TEXTE FOURNI:

Motion contre l’instauration des franchises médicales

présentée par les groupes de la majorité

(groupe socialistes et républicains, groupe communiste et apparentés,

groupe radical Viry-Energie et groupe des verts)

 

Conseil municipal du 24 janvier 2008

 

 

Le 1er janvier 2008 entrait en application une disposition de la loi de finance de la sécurité sociale instaurant les franchises médicales.

 

Bruno Pascal Chevalier, travailleur social à Morsang sur Orge, âgé de 45 ans et atteint du SIDA depuis de nombreuses années, décide d’engager une grève des soins en arrêtant tous ses traitements pour protester contre une disposition qui discrimine financièrement et culpabilise les malades. Obère l’accès aux soins pour toutes et tous et confirme une médecine à deux vitesses.

 

Par son geste mûrement réfléchi, Bruno Pascal Chevalier souhaite alerter l’opinion publique sur les difficultés de nombreuses personnes âgées, invalides, atteintes d’affections de longue durée, mais aussi de plus en plus de personnes et de familles à faibles revenus qui ne peuvent déjà plus faire face aux dépenses de santé et ne se soignent plus qu’en repoussant à plus tard, voire trop tard, leurs démarches de soins.

 

Interpellé, Nicolas Sarkozy, Président de la République, répond à Bruno Pascal Chevalier par courrier en date du 14 janvier que sa responsabilité de chef de l’Etat est de conduire une politique de santé qui a pour objectif d’assurer pour tous une meilleure qualité de soins ; affirme que la situation de l’assurance maladie est dégradée et que les nouveaux besoins en matière de santé supposent de nouveaux financements ; soutient que les franchises médicales sont assurables par les organismes complémentaires dans le cadre de contrats responsables qui offrent un niveau de protection supplémentaire.

 

LE CONSEIL MUNICIPAL

 

CONSIDERANT que la santé et l’accès aux soins sont un droit fondamental.

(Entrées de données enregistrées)
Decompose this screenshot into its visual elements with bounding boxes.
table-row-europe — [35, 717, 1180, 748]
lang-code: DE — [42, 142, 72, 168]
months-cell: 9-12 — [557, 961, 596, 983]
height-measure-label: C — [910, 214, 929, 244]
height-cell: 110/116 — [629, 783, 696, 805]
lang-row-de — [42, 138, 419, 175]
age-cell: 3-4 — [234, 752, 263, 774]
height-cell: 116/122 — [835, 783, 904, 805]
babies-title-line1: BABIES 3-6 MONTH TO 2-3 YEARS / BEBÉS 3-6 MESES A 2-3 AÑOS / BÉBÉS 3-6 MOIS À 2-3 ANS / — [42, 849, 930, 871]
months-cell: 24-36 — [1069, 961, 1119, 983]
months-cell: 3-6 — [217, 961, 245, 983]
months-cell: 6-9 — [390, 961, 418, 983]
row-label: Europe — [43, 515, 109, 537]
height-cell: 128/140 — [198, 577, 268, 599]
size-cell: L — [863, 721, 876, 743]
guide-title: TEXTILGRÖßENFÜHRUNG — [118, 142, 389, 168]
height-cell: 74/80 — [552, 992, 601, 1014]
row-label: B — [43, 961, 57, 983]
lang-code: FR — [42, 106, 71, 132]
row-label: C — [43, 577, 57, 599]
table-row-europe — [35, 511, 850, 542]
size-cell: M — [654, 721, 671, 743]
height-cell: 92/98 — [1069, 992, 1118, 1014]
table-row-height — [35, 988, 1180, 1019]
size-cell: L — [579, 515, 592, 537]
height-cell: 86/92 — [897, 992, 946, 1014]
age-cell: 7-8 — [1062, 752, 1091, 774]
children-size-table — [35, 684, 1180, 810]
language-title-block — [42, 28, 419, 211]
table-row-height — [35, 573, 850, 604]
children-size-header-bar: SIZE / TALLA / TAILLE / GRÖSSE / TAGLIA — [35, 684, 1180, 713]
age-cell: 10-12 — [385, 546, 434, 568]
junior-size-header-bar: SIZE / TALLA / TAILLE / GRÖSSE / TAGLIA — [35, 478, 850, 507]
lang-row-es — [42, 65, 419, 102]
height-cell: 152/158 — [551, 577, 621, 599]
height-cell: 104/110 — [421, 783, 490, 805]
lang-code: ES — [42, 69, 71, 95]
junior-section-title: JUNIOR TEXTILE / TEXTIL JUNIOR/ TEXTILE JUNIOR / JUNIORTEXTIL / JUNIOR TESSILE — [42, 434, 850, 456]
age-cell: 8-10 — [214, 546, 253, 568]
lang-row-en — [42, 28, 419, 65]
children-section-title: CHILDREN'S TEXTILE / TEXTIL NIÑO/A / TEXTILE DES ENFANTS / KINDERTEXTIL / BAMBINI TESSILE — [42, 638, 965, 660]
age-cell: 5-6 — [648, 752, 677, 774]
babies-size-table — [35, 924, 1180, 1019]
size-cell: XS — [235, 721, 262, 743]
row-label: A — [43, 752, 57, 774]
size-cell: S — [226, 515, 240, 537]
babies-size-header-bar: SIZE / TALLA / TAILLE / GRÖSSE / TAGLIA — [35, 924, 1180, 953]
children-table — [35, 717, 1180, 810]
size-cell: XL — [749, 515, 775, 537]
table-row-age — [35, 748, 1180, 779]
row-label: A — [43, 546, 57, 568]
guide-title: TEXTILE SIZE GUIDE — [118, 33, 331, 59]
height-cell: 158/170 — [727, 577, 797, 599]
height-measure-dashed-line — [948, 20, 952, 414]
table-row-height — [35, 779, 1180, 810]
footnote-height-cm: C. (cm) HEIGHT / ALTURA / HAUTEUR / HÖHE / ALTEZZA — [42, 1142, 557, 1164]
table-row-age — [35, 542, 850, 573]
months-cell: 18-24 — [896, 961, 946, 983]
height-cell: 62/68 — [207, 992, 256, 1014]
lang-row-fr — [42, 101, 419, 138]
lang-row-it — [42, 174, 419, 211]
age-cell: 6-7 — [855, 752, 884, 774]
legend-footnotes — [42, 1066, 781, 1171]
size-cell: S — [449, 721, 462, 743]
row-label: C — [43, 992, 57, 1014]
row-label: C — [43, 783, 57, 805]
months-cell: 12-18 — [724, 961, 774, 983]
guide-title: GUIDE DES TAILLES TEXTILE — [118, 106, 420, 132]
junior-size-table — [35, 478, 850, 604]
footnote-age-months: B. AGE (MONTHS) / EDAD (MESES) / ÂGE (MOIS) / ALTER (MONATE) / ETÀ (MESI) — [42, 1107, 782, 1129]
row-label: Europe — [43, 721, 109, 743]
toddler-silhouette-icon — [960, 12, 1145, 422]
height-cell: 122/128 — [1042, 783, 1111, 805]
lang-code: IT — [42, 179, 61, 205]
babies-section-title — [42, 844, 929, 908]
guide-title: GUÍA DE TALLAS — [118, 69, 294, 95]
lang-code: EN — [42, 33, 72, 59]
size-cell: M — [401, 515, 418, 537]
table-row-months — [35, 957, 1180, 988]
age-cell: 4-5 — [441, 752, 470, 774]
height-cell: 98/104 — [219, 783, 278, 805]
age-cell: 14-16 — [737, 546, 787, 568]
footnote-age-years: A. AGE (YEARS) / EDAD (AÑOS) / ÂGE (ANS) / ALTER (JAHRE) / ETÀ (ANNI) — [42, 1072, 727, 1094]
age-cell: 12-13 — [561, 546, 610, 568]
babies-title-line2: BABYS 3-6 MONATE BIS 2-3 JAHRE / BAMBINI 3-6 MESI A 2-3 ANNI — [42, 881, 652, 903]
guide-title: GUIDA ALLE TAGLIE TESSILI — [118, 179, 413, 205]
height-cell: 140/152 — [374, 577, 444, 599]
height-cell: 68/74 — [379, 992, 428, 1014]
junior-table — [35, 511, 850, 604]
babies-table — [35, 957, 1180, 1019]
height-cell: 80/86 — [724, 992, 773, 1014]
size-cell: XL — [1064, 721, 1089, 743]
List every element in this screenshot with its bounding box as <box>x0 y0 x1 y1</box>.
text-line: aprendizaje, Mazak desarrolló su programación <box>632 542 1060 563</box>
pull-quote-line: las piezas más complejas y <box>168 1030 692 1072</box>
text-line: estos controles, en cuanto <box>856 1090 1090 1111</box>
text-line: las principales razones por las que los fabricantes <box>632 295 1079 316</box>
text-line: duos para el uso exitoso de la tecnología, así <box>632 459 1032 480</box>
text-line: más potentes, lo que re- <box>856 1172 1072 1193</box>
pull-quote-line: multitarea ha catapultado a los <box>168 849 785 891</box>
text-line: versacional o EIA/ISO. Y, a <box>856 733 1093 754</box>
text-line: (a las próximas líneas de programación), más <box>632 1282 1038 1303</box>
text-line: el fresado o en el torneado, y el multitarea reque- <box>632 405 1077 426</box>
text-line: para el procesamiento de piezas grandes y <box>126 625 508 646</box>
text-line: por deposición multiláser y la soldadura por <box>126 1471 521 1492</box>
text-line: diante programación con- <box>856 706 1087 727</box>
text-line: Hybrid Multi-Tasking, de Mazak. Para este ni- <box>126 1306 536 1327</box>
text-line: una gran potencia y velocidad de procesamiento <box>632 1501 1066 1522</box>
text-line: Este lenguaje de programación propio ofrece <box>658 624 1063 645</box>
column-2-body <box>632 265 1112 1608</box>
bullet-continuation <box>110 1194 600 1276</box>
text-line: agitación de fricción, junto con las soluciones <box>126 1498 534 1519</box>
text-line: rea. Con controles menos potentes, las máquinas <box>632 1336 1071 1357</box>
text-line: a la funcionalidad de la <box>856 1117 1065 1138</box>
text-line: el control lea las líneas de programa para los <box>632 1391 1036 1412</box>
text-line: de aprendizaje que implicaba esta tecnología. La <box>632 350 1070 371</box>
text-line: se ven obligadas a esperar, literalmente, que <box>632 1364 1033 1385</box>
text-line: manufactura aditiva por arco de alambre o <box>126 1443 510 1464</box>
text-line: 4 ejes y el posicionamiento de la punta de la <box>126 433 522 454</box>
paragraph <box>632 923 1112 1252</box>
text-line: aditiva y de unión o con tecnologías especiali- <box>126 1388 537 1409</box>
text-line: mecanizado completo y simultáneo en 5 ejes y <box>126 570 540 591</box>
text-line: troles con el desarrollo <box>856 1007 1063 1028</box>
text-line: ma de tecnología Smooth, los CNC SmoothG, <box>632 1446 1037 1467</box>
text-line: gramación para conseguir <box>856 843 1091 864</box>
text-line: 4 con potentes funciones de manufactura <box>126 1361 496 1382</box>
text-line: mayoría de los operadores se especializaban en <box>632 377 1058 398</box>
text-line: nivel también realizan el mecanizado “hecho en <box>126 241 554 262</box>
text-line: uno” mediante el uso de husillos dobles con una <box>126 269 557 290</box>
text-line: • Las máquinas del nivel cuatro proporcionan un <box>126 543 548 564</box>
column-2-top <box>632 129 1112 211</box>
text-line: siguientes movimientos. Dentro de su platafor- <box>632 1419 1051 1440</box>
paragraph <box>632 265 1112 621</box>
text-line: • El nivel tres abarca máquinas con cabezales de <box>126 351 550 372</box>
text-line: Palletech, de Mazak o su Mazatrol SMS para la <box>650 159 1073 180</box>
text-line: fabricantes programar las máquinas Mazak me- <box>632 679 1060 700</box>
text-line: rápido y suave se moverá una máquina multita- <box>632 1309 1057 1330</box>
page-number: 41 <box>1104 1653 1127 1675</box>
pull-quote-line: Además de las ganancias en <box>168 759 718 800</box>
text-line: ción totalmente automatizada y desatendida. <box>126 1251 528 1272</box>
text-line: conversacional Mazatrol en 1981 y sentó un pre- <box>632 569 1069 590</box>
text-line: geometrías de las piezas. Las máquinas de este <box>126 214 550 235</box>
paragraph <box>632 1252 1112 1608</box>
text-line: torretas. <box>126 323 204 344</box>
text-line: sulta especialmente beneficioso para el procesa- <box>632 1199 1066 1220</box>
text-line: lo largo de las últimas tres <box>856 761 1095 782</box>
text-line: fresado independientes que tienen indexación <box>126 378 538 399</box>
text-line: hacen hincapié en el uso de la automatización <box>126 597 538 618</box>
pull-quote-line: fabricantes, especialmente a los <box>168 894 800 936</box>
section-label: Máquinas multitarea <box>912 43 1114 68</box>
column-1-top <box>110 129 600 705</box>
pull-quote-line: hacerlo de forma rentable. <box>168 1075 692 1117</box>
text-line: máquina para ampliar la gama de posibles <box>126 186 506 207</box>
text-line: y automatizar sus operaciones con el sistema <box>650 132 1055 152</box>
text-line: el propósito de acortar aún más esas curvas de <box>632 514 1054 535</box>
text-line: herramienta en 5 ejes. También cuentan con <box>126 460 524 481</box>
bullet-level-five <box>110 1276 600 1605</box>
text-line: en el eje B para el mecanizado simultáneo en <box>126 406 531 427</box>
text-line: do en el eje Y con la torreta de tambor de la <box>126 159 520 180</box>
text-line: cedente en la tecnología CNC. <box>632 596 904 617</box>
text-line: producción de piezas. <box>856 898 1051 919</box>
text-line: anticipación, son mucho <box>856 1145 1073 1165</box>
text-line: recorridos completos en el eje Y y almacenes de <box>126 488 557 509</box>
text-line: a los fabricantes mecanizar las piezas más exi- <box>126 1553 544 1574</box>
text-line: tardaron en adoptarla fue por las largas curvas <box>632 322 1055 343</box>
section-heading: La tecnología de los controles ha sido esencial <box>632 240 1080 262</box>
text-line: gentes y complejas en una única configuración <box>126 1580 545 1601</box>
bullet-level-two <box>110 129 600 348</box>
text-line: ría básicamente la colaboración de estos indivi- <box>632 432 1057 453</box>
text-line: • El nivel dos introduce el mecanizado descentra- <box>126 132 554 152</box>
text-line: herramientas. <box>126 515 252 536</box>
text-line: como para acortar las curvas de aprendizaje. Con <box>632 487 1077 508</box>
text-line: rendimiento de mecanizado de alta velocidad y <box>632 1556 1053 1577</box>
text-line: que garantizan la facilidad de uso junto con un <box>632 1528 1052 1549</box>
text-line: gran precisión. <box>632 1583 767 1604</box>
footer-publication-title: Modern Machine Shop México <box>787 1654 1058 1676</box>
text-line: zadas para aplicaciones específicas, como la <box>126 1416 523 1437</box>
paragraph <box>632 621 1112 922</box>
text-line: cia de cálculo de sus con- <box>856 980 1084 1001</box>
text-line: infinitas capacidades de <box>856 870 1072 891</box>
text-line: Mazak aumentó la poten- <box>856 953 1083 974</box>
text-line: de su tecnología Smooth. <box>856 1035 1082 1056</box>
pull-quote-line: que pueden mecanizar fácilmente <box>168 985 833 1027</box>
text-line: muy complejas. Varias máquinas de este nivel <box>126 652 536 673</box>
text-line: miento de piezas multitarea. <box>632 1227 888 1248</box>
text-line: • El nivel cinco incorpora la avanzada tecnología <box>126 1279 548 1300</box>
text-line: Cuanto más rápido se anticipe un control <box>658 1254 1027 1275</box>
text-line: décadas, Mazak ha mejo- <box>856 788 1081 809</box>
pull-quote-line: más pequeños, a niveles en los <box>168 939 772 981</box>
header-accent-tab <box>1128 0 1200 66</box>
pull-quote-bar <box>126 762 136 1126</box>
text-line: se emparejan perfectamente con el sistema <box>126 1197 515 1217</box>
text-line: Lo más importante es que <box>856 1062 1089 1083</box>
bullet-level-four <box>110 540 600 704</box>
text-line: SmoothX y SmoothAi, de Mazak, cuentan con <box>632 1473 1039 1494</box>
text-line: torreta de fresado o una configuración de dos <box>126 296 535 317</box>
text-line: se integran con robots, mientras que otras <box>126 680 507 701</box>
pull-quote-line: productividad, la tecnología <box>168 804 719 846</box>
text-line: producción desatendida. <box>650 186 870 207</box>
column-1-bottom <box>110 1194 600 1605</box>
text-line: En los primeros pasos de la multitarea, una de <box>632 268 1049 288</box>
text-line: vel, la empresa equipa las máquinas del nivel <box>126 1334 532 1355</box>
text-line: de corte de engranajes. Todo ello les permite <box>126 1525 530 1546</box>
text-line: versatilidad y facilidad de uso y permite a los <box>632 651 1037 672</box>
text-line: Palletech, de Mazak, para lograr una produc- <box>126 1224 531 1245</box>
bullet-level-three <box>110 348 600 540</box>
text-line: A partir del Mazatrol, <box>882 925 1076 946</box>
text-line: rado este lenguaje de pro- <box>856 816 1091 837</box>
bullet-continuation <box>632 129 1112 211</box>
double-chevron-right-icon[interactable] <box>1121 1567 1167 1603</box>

EXERCICE 1: Reprenez le passage de la motion sur les franchises médicales qui va de "Par son geste" jusqu'à "démarches de soins." inclus.
EXERCICE 2: Traduisez en anglais cette phrase de la motion sur les franchises médicales : « Le 1er janvier 2008 entrait en application une disposition de la loi de finance de la sécurité sociale instaurant les franchises médicales. »

CORRIGÉ 1:
Par son geste mûrement réfléchi, Bruno Pascal Chevalier souhaite alerter l’opinion publique sur les difficultés de nombreuses personnes âgées, invalides, atteintes d’affections de longue durée, mais aussi de plus en plus de personnes et de familles à faibles revenus qui ne peuvent déjà plus faire face aux dépenses de santé et ne se soignent plus qu’en repoussant à plus tard, voire trop tard, leurs démarches de soins.

CORRIGÉ 2: On January 1, 2008, a provision of the social security financing law establishing medical deductibles came into effect.